Given information:
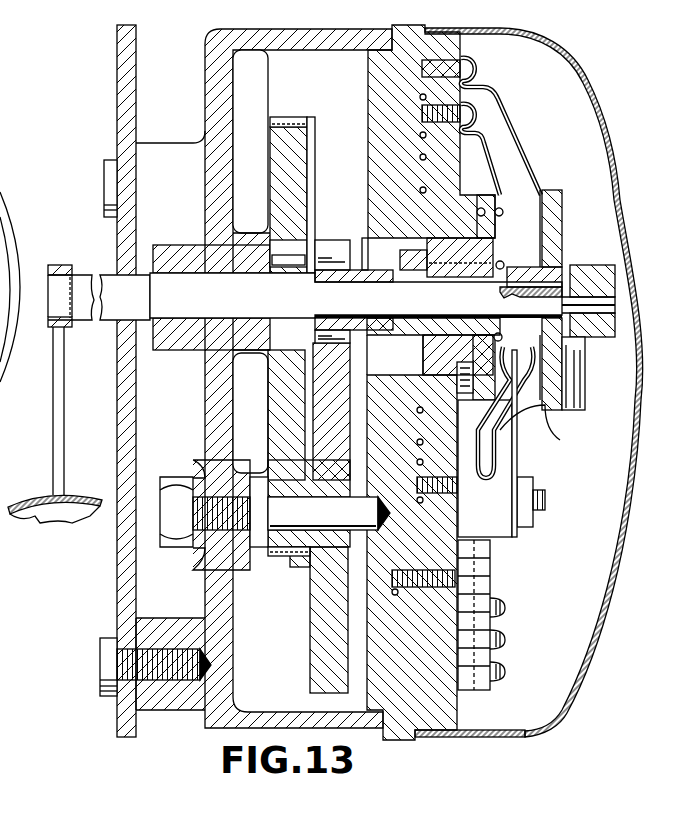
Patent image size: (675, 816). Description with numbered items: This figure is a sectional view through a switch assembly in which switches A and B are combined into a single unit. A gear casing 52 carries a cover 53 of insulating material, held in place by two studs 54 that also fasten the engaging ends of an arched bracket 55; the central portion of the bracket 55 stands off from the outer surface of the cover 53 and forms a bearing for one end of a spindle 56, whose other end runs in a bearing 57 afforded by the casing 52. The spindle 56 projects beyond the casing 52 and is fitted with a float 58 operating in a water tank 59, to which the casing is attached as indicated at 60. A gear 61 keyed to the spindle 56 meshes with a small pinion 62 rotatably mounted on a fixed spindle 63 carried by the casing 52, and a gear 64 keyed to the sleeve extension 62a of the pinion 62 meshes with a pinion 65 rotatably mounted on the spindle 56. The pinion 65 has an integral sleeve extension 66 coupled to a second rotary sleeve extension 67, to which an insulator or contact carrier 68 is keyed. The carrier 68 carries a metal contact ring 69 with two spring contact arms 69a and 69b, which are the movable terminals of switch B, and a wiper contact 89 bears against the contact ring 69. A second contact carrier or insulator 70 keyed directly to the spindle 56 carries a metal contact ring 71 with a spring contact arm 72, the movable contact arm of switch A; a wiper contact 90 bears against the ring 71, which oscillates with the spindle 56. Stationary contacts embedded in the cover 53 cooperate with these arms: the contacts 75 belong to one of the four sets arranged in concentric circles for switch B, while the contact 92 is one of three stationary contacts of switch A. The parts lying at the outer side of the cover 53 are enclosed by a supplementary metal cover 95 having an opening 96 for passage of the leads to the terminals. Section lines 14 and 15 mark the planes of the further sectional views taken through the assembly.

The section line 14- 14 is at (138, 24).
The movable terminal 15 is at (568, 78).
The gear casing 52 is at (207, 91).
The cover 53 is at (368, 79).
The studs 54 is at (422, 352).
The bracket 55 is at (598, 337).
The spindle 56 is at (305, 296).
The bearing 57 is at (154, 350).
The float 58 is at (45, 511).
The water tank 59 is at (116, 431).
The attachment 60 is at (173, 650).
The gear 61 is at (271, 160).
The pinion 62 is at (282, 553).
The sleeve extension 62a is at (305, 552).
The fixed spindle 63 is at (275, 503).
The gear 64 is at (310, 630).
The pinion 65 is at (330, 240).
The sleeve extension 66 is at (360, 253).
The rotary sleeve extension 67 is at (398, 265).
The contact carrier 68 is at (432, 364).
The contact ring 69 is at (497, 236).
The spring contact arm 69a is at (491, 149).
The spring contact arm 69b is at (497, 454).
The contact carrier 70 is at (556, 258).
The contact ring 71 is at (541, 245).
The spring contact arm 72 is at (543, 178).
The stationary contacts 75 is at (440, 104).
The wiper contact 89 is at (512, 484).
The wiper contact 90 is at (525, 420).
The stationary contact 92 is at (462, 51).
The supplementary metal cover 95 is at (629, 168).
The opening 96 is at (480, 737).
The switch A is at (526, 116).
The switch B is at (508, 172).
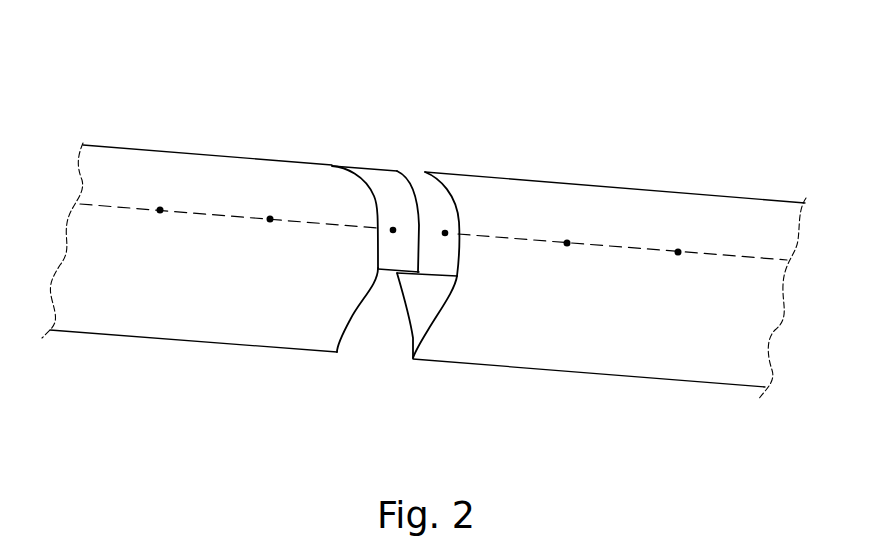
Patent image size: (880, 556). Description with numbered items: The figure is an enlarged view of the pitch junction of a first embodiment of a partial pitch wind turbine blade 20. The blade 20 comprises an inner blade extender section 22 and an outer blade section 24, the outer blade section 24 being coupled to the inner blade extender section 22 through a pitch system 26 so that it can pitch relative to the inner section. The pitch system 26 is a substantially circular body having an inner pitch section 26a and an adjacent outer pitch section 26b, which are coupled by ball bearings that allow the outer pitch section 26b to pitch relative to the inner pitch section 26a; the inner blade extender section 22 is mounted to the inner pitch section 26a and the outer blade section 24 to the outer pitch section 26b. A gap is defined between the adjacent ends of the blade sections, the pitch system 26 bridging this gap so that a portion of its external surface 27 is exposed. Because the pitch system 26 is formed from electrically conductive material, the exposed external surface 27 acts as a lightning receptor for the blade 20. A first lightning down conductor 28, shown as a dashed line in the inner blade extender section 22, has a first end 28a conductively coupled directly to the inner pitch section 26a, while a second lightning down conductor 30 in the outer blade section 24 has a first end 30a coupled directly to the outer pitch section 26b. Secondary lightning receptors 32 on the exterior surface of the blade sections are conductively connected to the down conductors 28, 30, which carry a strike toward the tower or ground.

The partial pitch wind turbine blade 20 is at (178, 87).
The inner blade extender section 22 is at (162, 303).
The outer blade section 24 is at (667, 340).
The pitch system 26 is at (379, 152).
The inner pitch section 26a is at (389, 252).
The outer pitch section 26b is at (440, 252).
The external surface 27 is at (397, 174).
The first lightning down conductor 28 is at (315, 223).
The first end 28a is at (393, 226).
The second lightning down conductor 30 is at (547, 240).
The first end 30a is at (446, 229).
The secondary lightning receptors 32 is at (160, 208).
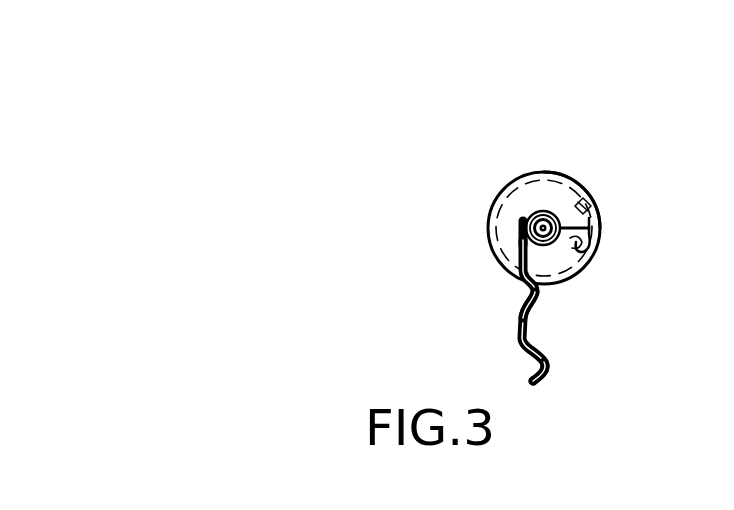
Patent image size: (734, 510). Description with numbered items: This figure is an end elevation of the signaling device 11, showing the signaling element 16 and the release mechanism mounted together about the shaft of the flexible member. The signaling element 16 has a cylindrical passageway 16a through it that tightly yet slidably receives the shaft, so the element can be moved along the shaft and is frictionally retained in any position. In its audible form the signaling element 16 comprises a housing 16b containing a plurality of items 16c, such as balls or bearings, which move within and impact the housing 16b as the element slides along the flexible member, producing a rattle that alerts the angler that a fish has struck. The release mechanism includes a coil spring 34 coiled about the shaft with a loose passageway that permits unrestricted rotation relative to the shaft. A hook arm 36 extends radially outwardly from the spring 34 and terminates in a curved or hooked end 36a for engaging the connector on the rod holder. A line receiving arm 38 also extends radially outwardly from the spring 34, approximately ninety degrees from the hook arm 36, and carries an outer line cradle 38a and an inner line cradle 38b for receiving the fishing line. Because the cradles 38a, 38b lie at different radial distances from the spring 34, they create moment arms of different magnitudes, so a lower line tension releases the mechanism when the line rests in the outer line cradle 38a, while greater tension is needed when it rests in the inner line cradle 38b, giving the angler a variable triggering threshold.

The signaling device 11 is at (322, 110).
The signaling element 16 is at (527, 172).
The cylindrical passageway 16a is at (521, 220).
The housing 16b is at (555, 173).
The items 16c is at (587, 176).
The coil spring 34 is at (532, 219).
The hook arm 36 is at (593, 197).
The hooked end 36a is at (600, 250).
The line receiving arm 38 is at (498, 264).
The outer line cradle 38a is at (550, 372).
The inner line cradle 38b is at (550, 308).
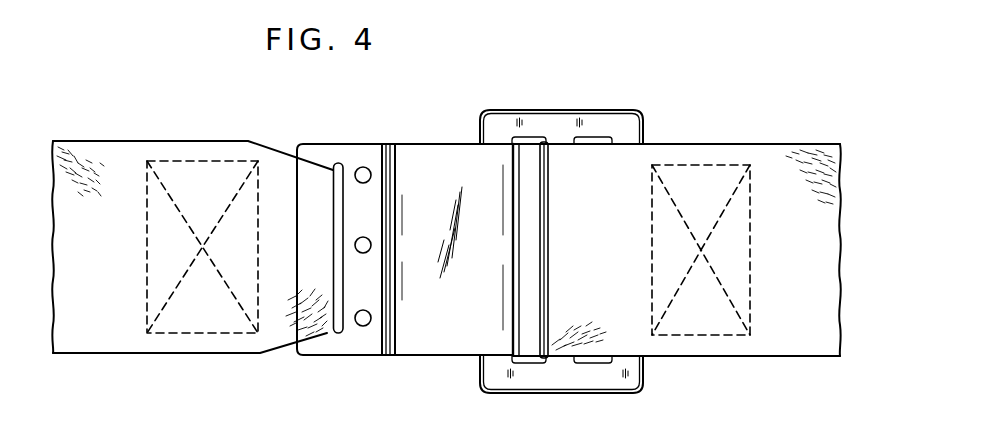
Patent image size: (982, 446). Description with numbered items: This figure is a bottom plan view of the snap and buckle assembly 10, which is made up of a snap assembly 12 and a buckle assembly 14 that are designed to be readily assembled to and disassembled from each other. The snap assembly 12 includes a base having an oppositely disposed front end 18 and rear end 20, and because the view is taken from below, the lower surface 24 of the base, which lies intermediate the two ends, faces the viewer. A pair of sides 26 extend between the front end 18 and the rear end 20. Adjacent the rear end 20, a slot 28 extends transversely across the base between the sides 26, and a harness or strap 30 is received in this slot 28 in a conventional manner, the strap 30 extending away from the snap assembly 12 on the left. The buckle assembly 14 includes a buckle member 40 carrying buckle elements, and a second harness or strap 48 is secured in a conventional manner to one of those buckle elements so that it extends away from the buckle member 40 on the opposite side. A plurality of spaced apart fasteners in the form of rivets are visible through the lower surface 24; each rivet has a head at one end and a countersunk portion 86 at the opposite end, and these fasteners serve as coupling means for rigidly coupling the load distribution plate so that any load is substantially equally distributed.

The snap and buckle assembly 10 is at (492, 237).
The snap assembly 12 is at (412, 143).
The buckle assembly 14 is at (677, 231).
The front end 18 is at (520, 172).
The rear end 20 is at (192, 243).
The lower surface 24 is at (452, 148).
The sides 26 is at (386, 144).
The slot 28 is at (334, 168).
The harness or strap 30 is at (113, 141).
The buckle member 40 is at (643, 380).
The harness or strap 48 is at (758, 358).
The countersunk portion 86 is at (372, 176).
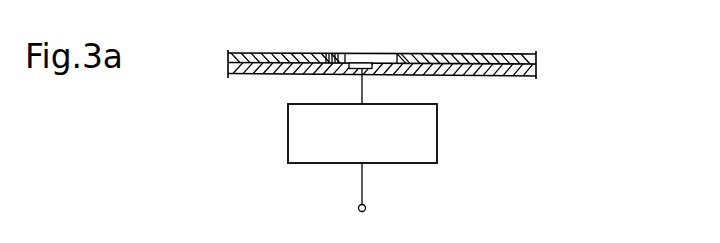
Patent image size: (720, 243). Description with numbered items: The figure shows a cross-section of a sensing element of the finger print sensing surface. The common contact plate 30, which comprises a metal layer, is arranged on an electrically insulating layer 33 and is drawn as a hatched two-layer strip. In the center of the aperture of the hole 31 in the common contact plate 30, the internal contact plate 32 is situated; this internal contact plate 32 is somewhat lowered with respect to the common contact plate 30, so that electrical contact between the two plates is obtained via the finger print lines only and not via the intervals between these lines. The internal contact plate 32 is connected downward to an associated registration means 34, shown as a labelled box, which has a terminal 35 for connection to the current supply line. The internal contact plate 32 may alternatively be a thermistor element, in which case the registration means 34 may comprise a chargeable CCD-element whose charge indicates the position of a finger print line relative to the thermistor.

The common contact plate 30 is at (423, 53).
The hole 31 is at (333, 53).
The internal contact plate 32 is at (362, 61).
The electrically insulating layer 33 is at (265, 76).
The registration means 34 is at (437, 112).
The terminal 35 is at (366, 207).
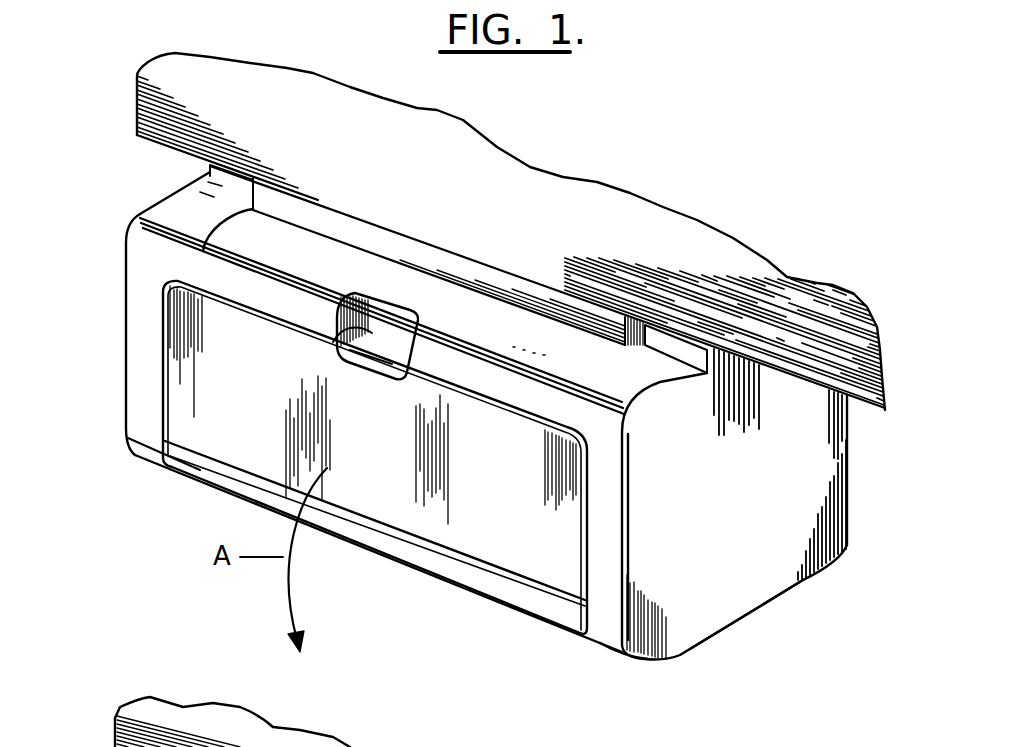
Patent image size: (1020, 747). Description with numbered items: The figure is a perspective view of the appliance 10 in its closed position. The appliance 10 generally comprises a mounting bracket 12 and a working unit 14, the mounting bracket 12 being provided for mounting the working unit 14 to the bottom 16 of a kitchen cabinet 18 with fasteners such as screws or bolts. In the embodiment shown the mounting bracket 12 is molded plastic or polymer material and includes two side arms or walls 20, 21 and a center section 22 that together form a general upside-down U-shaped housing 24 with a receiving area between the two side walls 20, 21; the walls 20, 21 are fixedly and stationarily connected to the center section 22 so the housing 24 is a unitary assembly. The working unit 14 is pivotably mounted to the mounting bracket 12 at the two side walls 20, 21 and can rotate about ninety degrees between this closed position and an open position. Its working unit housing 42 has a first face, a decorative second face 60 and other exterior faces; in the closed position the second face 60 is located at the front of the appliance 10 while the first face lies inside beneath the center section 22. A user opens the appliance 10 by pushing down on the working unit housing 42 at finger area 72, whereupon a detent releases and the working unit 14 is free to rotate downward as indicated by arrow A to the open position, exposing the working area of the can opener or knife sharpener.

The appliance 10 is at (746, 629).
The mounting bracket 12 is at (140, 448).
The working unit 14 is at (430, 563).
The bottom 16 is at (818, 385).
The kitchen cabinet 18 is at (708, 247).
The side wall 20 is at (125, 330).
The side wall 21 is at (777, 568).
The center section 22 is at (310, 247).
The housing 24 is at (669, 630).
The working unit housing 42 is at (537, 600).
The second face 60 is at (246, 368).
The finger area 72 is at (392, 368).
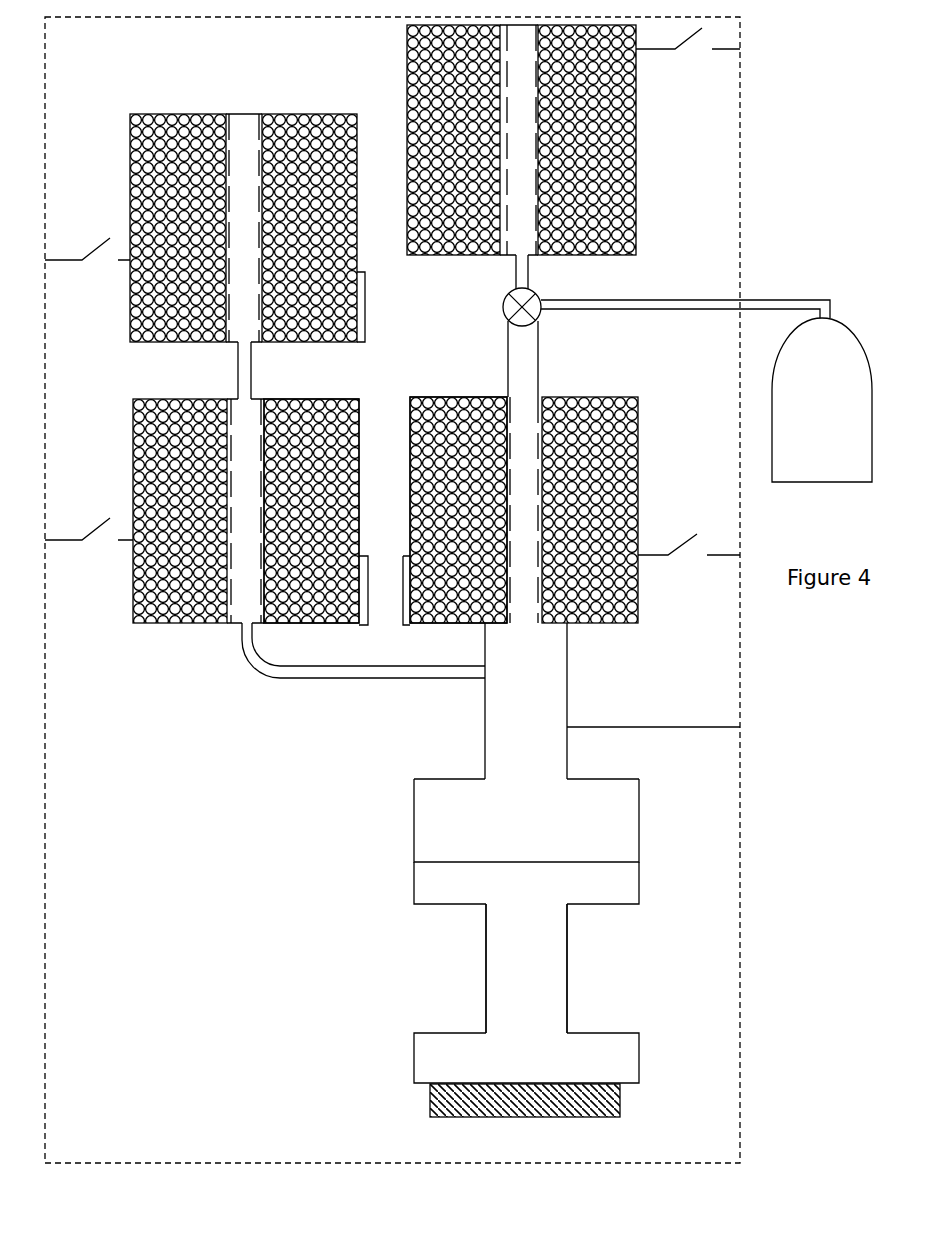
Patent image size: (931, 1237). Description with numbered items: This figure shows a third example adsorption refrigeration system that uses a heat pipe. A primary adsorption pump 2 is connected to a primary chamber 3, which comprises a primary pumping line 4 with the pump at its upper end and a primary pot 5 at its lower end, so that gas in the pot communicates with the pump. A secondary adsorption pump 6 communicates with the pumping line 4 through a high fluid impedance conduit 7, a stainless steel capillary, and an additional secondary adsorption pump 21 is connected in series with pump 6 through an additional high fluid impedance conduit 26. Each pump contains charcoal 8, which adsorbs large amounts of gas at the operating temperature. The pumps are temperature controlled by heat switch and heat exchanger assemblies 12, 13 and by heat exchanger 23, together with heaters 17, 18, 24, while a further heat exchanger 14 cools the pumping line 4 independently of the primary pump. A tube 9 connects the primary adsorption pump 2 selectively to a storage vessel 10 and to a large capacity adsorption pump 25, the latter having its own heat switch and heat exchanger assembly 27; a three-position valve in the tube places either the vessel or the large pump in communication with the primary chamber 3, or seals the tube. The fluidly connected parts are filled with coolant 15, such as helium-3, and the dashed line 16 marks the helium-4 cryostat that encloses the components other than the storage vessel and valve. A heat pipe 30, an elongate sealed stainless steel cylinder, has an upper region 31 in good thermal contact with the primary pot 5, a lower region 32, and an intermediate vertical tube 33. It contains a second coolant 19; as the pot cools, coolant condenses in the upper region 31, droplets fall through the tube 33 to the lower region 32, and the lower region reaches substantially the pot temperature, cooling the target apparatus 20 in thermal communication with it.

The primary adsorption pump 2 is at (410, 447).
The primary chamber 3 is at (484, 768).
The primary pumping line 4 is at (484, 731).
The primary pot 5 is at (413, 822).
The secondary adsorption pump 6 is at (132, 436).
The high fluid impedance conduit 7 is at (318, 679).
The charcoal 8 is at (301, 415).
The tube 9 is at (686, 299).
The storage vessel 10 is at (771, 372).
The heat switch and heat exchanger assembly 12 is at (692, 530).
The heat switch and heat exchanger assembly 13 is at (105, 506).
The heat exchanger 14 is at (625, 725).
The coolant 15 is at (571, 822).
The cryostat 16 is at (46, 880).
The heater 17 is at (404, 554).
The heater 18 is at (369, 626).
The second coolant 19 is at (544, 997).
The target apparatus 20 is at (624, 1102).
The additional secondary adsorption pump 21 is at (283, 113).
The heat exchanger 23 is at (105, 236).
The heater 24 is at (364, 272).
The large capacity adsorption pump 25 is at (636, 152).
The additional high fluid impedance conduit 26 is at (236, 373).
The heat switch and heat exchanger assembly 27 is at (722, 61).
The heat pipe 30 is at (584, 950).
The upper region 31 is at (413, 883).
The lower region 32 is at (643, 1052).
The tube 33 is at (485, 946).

Exercise prompt: Duplicate the listing from its first line through the line containing "The gear casing 52 is at (207, 91).", both included, and omit the pictures from your copy.

Exercise output:
Patent image size: (675, 816). Description with numbered items: This figure is a sectional view through a switch assembly in which switches A and B are combined into a single unit. A gear casing 52 carries a cover 53 of insulating material, held in place by two studs 54 that also fasten the engaging ends of an arched bracket 55; the central portion of the bracket 55 stands off from the outer surface of the cover 53 and forms a bearing for one end of a spindle 56, whose other end runs in a bearing 57 afforded by the casing 52. The spindle 56 projects beyond the casing 52 and is fitted with a float 58 operating in a water tank 59, to which the casing is attached as indicated at 60. A gear 61 keyed to the spindle 56 meshes with a small pinion 62 rotatably mounted on a fixed spindle 63 carried by the casing 52, and a gear 64 keyed to the sleeve extension 62a of the pinion 62 meshes with a pinion 65 rotatably mounted on the spindle 56. The pinion 65 has an integral sleeve extension 66 coupled to a second rotary sleeve extension 67, to which an insulator or contact carrier 68 is keyed. The carrier 68 carries a metal contact ring 69 with two spring contact arms 69a and 69b, which are the movable terminals of switch B, and a wiper contact 89 bears against the contact ring 69. A second contact carrier or insulator 70 keyed directly to the spindle 56 carries a metal contact ring 71 with a spring contact arm 72, the movable contact arm of switch A; a wiper contact 90 bears against the ring 71, which oscillates with the spindle 56. Stationary contacts embedded in the cover 53 cooperate with these arms: the contacts 75 belong to one of the four sets arranged in concentric circles for switch B, while the contact 92 is one of three stationary contacts of switch A. The parts lying at the outer side of the cover 53 are enclosed by a supplementary metal cover 95 having an opening 96 for passage of the leads to the terminals. Section lines 14 and 15 mark the planes of the further sectional views taken through the assembly.

The section line 14- 14 is at (138, 24).
The movable terminal 15 is at (568, 78).
The gear casing 52 is at (207, 91).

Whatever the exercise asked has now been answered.